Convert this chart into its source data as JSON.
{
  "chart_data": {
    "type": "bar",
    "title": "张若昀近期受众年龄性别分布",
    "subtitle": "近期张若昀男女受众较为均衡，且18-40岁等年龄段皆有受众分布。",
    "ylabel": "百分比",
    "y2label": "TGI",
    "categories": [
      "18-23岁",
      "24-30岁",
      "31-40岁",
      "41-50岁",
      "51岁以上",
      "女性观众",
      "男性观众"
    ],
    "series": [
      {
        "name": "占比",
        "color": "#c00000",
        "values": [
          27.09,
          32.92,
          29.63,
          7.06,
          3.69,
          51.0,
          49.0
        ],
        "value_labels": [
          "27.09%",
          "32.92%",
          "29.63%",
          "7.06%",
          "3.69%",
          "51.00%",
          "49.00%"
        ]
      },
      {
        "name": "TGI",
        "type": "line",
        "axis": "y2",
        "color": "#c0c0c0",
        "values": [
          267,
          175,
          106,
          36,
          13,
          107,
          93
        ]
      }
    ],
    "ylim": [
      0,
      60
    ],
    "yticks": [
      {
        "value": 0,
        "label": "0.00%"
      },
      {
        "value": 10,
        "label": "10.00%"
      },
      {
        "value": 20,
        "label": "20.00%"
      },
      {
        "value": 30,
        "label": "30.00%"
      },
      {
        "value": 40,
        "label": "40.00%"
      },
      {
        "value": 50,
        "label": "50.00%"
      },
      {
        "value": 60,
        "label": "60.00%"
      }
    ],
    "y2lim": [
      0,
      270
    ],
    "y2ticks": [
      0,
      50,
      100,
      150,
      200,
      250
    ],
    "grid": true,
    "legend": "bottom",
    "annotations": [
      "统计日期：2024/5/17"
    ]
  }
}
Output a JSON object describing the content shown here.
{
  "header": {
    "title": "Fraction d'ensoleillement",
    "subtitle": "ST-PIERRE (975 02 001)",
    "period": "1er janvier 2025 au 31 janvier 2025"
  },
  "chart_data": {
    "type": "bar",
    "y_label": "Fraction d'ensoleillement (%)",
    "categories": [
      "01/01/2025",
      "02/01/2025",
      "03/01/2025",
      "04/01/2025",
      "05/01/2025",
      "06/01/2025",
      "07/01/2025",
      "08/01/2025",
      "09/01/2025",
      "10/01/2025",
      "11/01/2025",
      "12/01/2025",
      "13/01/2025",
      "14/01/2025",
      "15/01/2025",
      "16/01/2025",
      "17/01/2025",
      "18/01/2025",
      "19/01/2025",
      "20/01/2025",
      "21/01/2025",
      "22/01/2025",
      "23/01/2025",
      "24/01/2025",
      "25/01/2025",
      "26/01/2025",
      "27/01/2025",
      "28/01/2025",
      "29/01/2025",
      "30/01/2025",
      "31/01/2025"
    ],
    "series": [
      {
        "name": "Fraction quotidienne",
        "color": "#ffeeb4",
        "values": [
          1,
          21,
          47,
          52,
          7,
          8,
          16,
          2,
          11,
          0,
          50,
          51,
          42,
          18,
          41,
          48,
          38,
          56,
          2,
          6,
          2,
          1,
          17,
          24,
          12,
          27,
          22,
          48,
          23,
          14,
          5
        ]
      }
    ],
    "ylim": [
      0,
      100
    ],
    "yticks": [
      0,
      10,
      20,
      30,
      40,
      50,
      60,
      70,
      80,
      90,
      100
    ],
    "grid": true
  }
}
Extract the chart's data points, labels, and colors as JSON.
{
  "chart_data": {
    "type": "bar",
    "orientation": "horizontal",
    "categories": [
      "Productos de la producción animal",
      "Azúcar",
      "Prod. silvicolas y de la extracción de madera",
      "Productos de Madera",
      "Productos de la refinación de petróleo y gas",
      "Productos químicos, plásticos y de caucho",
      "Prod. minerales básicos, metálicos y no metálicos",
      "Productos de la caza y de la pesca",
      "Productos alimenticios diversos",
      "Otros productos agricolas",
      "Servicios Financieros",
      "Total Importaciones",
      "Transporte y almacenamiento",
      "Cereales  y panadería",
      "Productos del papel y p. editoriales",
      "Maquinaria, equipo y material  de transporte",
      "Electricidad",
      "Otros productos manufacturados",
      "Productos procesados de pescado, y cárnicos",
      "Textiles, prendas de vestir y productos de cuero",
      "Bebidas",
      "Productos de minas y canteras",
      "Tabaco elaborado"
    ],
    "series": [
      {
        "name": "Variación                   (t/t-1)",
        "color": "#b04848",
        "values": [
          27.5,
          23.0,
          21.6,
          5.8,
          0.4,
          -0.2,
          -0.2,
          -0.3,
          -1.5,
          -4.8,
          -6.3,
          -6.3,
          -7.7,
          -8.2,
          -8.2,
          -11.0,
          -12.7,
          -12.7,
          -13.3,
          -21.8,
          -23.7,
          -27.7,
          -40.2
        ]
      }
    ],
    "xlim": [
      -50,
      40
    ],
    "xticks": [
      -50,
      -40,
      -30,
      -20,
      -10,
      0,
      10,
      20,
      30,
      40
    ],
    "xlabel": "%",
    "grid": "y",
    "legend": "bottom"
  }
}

| Written problem |
Return from the data every line that holds "ensoleillement".

| Output |
    "title": "Fraction d'ensoleillement",
    "y_label": "Fraction d'ensoleillement (%)",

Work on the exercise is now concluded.